Scan the entries below for the word "foetus". Copy each line that has it.

[Stored data]
────────────────────────────────────────

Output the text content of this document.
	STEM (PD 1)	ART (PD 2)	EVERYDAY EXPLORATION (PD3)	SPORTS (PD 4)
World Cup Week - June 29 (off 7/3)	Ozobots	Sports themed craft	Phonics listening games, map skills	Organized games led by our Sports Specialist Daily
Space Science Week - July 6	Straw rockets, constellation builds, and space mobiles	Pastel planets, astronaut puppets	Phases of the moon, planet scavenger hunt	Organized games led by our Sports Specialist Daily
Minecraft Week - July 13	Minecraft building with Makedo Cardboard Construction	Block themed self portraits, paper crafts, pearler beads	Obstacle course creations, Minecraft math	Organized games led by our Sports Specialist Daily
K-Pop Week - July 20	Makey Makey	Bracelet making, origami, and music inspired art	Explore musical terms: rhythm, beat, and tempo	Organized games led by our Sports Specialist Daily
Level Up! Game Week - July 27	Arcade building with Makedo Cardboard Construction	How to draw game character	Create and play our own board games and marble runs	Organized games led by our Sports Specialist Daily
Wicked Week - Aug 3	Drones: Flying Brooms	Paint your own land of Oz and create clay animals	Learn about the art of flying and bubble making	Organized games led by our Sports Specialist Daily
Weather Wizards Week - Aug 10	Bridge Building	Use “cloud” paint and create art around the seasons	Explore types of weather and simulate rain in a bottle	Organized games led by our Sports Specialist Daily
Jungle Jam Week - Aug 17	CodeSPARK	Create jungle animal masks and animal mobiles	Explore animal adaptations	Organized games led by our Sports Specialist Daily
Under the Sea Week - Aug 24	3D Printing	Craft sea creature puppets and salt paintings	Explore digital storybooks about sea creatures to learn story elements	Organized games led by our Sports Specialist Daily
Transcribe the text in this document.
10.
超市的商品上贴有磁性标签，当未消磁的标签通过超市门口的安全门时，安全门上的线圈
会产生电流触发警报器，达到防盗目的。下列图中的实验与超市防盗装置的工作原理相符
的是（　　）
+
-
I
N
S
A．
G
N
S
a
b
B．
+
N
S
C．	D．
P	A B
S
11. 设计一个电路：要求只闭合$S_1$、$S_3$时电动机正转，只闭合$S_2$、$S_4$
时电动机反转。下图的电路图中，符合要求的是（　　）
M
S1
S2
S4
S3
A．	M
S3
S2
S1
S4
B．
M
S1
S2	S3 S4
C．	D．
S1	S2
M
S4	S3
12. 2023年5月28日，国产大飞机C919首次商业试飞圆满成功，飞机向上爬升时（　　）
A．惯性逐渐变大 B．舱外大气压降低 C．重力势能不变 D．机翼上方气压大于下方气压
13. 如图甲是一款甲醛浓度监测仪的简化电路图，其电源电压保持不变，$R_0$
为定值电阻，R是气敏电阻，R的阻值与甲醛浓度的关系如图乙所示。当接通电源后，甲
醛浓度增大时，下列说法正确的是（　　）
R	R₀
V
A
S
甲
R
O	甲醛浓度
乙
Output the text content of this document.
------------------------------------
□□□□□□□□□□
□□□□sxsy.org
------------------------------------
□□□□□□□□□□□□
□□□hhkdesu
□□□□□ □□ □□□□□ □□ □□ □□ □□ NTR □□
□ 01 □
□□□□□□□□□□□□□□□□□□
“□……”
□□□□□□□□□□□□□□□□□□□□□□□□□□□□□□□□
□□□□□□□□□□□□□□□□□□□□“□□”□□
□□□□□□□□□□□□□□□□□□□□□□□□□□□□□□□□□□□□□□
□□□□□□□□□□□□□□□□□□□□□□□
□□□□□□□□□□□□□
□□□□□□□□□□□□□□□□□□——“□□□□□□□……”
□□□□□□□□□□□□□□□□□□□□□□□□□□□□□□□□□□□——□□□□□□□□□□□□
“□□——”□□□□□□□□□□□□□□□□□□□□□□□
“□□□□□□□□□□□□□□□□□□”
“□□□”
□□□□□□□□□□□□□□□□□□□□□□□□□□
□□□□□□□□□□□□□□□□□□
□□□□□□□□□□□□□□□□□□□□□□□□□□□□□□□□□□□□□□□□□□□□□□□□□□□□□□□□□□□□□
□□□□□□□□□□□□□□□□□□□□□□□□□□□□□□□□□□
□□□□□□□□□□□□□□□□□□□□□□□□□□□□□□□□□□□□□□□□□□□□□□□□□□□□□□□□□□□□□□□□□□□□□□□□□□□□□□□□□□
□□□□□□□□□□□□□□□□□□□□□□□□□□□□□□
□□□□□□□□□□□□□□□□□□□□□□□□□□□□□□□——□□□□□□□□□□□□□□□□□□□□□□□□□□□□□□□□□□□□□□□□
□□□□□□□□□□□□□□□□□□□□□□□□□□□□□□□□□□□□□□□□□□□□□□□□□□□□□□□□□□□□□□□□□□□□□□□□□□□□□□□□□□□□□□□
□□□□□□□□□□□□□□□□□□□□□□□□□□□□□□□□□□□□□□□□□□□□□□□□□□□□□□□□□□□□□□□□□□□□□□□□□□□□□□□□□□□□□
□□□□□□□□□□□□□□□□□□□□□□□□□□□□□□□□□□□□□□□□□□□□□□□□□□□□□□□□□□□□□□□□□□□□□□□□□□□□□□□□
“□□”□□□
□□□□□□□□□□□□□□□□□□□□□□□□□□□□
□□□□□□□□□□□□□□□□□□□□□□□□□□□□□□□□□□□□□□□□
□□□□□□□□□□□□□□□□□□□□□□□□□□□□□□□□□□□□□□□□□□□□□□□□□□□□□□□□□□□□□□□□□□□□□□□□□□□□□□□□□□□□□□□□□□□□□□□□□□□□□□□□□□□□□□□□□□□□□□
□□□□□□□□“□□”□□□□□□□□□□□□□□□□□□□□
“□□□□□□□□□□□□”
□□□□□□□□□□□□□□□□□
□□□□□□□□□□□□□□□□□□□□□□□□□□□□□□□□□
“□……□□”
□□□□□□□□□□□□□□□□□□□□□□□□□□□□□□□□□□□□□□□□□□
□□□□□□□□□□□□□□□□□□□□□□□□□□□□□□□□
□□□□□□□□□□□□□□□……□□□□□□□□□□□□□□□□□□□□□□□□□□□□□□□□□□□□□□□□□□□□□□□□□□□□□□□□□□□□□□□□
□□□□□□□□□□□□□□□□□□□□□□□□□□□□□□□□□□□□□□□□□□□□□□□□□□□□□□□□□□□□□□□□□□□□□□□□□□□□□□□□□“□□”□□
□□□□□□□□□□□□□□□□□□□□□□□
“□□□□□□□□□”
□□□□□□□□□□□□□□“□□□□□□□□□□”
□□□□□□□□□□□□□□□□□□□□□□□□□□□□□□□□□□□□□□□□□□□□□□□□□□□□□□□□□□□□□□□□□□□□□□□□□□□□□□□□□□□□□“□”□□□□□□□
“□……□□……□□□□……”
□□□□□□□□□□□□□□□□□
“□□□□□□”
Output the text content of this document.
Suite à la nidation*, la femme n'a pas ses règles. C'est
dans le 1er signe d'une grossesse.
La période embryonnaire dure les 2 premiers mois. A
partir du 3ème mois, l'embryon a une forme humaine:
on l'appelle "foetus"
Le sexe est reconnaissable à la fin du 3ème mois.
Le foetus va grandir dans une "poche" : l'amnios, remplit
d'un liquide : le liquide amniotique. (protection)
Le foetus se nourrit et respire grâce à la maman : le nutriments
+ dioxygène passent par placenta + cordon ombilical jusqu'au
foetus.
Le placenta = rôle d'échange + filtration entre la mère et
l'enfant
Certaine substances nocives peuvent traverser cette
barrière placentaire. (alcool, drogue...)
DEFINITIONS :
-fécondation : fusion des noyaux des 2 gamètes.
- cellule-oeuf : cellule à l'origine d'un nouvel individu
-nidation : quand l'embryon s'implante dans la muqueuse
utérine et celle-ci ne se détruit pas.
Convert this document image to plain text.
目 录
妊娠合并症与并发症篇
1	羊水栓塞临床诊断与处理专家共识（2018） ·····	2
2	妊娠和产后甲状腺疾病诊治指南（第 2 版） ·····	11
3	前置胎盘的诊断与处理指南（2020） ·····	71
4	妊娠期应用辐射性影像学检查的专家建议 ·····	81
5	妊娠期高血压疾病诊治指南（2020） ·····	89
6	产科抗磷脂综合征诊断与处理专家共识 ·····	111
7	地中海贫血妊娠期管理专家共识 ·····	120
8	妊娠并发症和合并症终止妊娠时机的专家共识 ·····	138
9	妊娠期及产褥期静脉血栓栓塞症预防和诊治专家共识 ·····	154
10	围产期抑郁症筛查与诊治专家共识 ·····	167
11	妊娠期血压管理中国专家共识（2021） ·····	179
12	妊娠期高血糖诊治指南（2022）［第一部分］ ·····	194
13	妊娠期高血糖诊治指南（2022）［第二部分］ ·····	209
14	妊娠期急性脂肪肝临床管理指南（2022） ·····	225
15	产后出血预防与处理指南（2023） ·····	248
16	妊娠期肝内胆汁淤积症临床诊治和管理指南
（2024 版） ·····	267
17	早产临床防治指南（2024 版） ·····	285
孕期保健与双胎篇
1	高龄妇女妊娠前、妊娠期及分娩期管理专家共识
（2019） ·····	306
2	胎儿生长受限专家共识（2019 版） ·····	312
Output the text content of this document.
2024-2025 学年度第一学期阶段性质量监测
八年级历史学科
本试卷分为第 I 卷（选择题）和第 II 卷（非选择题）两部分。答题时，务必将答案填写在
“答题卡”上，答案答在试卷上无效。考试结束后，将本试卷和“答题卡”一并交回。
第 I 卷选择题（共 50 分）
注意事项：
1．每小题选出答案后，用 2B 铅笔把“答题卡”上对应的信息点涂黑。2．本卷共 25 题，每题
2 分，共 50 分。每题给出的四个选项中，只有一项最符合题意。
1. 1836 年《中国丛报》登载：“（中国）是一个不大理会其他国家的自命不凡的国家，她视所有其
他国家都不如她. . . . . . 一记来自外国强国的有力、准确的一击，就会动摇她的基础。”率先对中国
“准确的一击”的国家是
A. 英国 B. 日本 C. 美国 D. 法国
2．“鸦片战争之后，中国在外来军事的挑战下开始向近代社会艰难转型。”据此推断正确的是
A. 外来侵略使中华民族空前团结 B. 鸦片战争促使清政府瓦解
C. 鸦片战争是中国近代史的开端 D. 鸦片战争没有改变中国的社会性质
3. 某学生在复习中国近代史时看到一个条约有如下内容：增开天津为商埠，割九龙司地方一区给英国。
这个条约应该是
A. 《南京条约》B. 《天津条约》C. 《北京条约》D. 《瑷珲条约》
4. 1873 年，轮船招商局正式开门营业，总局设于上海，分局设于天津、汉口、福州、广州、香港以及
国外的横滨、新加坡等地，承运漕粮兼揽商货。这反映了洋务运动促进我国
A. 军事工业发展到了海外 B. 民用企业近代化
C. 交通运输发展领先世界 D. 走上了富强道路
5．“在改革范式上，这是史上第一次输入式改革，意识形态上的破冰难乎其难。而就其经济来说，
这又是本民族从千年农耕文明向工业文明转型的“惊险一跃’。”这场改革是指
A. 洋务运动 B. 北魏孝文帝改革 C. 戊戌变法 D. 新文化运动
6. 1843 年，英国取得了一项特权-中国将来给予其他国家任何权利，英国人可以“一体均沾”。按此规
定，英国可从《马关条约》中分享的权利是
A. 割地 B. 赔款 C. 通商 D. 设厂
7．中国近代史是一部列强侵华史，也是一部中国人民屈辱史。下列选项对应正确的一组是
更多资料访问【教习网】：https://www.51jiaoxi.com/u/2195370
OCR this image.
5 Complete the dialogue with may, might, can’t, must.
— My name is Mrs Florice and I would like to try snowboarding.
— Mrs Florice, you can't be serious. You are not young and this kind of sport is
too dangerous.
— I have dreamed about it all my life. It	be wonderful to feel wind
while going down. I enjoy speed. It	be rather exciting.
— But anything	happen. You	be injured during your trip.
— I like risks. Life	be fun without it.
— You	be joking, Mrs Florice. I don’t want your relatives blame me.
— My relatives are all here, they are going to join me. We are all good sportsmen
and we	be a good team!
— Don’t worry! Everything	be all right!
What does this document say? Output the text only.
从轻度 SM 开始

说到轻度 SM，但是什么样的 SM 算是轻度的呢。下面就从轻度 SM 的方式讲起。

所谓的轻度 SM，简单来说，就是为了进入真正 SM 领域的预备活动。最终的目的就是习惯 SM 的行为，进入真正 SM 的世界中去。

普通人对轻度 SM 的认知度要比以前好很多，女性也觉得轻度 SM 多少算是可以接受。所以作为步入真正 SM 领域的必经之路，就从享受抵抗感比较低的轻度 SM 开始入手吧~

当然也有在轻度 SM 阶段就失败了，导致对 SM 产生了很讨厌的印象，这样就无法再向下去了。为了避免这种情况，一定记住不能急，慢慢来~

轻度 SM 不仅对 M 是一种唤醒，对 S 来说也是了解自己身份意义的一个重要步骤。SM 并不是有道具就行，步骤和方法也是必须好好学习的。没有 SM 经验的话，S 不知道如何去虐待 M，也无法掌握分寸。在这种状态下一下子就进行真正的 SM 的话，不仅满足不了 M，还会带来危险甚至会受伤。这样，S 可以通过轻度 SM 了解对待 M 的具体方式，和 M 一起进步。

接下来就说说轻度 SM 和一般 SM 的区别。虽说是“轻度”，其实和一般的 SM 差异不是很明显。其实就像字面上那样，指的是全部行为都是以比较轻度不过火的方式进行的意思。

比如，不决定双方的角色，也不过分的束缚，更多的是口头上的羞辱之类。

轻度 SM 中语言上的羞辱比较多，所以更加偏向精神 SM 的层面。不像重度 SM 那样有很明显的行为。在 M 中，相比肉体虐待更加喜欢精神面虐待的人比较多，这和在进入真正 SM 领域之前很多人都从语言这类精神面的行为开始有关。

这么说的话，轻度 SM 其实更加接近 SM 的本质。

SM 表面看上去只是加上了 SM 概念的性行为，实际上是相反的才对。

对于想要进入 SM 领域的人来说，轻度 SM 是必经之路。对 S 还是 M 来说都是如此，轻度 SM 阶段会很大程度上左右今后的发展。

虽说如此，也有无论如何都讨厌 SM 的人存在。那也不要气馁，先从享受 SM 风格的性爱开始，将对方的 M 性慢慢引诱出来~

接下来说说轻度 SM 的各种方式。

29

────────────────────────────────────────

--- Correct answer ---
on l'appelle "foetus"
Le foetus va grandir dans une "poche" : l'amnios, remplit
Le foetus se nourrit et respire grâce à la maman : le nutriments
foetus.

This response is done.